- **Aim of the exercise**
State the number of lines with the string "value" in them, and nothing else.

- **Data for the task**
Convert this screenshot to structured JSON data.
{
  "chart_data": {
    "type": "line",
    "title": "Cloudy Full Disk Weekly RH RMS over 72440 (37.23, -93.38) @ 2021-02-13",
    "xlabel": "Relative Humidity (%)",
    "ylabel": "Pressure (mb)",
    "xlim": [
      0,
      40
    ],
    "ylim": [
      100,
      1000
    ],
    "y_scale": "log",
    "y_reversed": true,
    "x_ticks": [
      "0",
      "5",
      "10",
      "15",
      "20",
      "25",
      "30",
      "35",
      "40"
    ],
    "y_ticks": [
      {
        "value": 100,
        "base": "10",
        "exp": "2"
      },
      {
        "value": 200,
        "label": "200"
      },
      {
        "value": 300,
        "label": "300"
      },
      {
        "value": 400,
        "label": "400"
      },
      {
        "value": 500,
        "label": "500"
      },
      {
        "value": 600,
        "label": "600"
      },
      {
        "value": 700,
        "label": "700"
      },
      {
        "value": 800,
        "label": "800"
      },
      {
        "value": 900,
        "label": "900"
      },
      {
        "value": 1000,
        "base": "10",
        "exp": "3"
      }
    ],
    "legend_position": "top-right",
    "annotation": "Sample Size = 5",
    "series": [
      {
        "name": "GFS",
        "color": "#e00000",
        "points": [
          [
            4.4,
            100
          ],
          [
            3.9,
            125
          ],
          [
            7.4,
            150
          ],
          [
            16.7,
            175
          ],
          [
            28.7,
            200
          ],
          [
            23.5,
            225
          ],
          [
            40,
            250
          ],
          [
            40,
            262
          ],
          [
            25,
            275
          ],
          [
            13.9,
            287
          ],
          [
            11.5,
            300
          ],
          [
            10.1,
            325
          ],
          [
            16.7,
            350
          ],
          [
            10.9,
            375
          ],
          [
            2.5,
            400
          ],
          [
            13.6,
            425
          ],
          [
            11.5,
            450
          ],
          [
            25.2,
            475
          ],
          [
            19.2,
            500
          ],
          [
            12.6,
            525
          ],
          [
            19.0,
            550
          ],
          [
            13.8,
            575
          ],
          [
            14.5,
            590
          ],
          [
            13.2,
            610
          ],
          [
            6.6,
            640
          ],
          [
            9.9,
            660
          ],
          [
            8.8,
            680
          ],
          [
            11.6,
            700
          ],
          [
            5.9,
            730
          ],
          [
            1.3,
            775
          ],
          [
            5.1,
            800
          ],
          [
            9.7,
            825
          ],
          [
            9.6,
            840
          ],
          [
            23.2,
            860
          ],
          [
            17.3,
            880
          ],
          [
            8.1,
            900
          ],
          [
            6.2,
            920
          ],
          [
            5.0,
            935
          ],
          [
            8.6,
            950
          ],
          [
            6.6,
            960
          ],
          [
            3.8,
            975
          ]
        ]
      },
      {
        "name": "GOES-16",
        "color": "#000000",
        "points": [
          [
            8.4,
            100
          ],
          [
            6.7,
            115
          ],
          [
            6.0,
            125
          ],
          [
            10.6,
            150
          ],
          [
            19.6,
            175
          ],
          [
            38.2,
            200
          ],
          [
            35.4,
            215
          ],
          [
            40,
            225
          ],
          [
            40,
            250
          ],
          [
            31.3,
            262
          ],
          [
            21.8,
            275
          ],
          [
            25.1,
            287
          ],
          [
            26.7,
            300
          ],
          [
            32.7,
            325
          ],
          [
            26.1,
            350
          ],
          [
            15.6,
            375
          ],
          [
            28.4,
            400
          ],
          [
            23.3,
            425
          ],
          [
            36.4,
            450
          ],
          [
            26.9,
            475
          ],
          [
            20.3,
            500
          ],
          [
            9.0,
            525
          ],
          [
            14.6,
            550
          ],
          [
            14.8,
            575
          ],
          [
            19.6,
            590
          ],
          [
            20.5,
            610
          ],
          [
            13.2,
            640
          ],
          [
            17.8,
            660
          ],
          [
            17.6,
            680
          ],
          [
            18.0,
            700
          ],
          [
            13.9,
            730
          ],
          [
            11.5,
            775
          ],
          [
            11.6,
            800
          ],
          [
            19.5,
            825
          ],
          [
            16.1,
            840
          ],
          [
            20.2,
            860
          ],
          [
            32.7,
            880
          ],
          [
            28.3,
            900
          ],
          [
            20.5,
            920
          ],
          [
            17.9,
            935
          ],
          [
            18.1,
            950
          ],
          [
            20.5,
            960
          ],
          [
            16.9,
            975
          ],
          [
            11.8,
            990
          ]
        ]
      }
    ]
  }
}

- **Response to this task**
10